____ WORKING DATA

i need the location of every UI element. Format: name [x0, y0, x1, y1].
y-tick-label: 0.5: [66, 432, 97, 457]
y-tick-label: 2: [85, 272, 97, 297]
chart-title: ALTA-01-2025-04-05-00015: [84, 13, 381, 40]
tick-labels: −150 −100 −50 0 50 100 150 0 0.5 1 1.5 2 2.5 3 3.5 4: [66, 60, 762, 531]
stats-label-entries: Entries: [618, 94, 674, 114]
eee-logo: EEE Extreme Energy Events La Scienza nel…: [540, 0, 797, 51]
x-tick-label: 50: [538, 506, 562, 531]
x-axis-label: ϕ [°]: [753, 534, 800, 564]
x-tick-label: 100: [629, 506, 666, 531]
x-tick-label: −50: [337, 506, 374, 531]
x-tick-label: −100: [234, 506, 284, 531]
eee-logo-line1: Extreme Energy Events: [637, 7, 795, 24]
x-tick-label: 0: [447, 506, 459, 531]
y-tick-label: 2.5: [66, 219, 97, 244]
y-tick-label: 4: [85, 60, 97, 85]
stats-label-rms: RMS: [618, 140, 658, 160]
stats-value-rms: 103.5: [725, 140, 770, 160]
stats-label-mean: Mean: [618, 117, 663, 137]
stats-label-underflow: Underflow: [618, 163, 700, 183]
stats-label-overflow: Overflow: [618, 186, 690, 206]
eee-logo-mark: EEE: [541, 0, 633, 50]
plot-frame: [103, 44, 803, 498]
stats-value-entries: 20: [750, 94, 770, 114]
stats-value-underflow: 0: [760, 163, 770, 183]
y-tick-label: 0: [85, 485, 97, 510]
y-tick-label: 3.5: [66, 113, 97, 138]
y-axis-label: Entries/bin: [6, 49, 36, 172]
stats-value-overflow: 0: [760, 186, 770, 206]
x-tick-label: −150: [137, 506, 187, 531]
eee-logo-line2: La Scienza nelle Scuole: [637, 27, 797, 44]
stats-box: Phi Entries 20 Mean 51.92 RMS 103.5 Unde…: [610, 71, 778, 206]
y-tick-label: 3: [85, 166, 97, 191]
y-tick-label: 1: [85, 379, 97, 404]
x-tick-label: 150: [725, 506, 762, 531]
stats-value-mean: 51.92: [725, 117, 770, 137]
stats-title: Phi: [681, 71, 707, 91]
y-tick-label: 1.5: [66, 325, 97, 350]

________

[WHAT TO PRODUCE]: Print every one of the lines above without changing a single character.

[THE COMPLETED TASK]:
i need the location of every UI element. Format: name [x0, y0, x1, y1].
y-tick-label: 0.5: [66, 432, 97, 457]
y-tick-label: 2: [85, 272, 97, 297]
chart-title: ALTA-01-2025-04-05-00015: [84, 13, 381, 40]
tick-labels: −150 −100 −50 0 50 100 150 0 0.5 1 1.5 2 2.5 3 3.5 4: [66, 60, 762, 531]
stats-label-entries: Entries: [618, 94, 674, 114]
eee-logo: EEE Extreme Energy Events La Scienza nel…: [540, 0, 797, 51]
x-tick-label: 50: [538, 506, 562, 531]
x-axis-label: ϕ [°]: [753, 534, 800, 564]
x-tick-label: 100: [629, 506, 666, 531]
x-tick-label: −50: [337, 506, 374, 531]
x-tick-label: −100: [234, 506, 284, 531]
eee-logo-line1: Extreme Energy Events: [637, 7, 795, 24]
x-tick-label: 0: [447, 506, 459, 531]
y-tick-label: 2.5: [66, 219, 97, 244]
y-tick-label: 4: [85, 60, 97, 85]
stats-label-rms: RMS: [618, 140, 658, 160]
stats-value-rms: 103.5: [725, 140, 770, 160]
stats-label-mean: Mean: [618, 117, 663, 137]
stats-label-underflow: Underflow: [618, 163, 700, 183]
stats-label-overflow: Overflow: [618, 186, 690, 206]
eee-logo-mark: EEE: [541, 0, 633, 50]
plot-frame: [103, 44, 803, 498]
stats-value-entries: 20: [750, 94, 770, 114]
stats-value-underflow: 0: [760, 163, 770, 183]
y-tick-label: 0: [85, 485, 97, 510]
y-tick-label: 3.5: [66, 113, 97, 138]
y-axis-label: Entries/bin: [6, 49, 36, 172]
stats-value-overflow: 0: [760, 186, 770, 206]
x-tick-label: −150: [137, 506, 187, 531]
eee-logo-line2: La Scienza nelle Scuole: [637, 27, 797, 44]
stats-box: Phi Entries 20 Mean 51.92 RMS 103.5 Unde…: [610, 71, 778, 206]
y-tick-label: 3: [85, 166, 97, 191]
y-tick-label: 1: [85, 379, 97, 404]
x-tick-label: 150: [725, 506, 762, 531]
stats-value-mean: 51.92: [725, 117, 770, 137]
stats-title: Phi: [681, 71, 707, 91]
y-tick-label: 1.5: [66, 325, 97, 350]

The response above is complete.